What to work on -> In the entries that follow, how many lines contain "ylabel"? Answer with the number only.

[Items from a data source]
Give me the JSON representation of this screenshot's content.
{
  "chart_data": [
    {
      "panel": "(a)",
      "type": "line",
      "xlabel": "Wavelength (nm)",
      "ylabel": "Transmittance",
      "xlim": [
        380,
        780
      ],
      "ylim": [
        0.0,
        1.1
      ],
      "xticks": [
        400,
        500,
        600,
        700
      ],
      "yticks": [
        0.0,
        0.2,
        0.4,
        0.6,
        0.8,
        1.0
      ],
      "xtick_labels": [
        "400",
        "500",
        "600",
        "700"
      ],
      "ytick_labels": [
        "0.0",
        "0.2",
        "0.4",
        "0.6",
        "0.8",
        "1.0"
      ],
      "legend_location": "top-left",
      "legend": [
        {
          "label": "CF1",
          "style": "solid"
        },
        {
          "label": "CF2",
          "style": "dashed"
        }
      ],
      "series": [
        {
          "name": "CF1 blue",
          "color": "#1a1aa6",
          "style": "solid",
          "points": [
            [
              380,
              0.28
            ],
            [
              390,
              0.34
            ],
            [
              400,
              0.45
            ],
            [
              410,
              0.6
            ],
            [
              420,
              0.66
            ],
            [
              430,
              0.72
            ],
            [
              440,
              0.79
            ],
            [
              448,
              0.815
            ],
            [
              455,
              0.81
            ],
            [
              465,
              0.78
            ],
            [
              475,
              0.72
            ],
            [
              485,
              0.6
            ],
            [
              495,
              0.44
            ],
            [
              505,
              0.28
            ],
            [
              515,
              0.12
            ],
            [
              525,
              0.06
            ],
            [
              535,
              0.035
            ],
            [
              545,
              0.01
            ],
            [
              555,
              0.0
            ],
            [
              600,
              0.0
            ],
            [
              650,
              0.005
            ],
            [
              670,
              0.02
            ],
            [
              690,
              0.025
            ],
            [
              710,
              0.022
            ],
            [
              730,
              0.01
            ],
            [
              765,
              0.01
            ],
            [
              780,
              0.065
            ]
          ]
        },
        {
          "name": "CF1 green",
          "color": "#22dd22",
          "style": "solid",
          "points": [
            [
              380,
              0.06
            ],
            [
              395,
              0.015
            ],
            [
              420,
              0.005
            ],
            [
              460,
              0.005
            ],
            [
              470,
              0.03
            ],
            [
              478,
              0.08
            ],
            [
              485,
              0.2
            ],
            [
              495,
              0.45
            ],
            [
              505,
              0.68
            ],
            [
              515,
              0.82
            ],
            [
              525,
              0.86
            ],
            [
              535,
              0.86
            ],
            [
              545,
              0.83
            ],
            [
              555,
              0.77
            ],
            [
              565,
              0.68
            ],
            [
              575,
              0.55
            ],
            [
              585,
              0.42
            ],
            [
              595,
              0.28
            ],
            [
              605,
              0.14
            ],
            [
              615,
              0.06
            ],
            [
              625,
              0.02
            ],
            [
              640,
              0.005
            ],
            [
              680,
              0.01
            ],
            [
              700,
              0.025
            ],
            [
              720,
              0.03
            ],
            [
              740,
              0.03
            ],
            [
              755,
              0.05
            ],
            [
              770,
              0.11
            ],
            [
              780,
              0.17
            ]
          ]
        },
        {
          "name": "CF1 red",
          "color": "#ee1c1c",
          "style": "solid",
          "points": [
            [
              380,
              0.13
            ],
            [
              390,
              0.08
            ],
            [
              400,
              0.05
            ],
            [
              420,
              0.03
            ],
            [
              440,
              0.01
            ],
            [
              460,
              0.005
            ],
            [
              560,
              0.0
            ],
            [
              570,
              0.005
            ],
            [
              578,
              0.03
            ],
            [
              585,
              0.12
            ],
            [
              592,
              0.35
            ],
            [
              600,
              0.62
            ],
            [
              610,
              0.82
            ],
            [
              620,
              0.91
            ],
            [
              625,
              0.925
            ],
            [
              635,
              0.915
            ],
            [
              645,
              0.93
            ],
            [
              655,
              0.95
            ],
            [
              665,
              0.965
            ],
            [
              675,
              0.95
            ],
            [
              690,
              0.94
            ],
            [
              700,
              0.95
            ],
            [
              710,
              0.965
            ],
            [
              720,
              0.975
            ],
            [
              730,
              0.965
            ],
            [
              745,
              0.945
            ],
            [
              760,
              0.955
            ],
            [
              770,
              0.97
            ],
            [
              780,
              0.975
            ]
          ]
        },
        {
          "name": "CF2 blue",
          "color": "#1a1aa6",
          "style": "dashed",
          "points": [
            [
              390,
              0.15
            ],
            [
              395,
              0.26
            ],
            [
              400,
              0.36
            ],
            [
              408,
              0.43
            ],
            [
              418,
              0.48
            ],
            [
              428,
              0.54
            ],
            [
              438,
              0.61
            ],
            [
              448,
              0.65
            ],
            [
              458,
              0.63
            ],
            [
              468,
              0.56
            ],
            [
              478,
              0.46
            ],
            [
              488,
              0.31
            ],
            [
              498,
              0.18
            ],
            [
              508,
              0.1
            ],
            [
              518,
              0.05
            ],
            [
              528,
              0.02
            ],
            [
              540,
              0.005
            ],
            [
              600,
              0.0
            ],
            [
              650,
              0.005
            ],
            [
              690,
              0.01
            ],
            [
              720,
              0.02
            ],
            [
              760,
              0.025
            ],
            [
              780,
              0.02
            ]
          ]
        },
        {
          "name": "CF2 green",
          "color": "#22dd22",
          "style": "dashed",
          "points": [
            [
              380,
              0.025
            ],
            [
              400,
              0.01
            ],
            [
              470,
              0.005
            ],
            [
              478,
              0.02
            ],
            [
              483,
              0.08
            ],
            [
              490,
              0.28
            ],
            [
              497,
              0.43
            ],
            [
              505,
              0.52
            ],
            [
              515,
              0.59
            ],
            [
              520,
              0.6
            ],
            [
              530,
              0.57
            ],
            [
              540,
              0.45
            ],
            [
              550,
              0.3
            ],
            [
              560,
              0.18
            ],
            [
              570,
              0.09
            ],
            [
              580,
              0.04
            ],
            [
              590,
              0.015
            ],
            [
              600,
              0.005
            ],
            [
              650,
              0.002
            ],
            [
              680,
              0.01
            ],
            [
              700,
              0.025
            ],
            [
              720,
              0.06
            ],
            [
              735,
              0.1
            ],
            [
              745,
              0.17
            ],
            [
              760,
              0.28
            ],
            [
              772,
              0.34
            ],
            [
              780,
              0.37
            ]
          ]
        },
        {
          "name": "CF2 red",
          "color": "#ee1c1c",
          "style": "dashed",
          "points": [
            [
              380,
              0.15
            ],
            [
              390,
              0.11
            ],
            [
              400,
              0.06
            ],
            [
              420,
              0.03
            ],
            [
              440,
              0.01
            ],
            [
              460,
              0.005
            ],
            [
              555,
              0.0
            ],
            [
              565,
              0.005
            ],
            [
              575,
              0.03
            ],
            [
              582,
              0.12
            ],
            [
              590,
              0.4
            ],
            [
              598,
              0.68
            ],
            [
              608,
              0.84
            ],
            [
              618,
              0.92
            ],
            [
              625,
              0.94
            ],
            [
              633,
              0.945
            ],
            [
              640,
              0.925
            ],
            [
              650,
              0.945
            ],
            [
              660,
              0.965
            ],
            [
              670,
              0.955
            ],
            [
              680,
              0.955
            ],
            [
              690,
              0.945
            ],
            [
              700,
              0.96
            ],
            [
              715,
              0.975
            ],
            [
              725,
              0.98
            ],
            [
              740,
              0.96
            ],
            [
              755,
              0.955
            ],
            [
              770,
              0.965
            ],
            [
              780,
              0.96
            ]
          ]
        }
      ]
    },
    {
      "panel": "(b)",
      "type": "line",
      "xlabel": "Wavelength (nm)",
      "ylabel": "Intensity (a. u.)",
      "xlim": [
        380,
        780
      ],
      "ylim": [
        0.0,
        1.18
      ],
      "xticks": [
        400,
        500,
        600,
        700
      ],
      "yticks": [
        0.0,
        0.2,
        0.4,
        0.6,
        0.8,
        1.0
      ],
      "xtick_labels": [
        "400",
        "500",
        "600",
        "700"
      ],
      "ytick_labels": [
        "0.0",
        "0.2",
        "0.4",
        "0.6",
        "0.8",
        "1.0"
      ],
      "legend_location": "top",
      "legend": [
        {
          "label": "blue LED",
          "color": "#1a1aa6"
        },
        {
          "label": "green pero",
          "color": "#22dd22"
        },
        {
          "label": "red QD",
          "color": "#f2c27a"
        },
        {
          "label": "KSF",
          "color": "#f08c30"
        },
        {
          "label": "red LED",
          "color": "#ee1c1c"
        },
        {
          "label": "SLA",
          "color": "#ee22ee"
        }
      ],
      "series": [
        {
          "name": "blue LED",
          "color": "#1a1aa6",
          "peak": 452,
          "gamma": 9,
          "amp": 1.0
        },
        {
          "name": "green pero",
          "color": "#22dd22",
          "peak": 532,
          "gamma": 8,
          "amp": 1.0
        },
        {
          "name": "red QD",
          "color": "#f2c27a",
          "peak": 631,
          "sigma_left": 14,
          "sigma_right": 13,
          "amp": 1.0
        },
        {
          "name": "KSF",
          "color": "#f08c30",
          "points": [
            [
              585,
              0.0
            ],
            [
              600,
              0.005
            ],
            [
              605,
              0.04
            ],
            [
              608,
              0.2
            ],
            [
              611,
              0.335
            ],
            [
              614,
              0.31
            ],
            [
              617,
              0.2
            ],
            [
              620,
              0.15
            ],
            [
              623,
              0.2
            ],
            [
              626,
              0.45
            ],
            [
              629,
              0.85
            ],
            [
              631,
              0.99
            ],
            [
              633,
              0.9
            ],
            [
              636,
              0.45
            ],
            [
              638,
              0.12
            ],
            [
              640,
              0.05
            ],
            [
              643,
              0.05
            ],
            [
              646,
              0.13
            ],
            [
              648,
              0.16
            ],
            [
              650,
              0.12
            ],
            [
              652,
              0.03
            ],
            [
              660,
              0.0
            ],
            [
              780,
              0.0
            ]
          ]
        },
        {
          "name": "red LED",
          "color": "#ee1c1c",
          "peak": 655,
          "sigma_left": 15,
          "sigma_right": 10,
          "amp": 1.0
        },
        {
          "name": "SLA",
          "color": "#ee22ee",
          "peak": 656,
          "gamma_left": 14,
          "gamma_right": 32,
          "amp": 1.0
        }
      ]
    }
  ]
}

Full output -> 2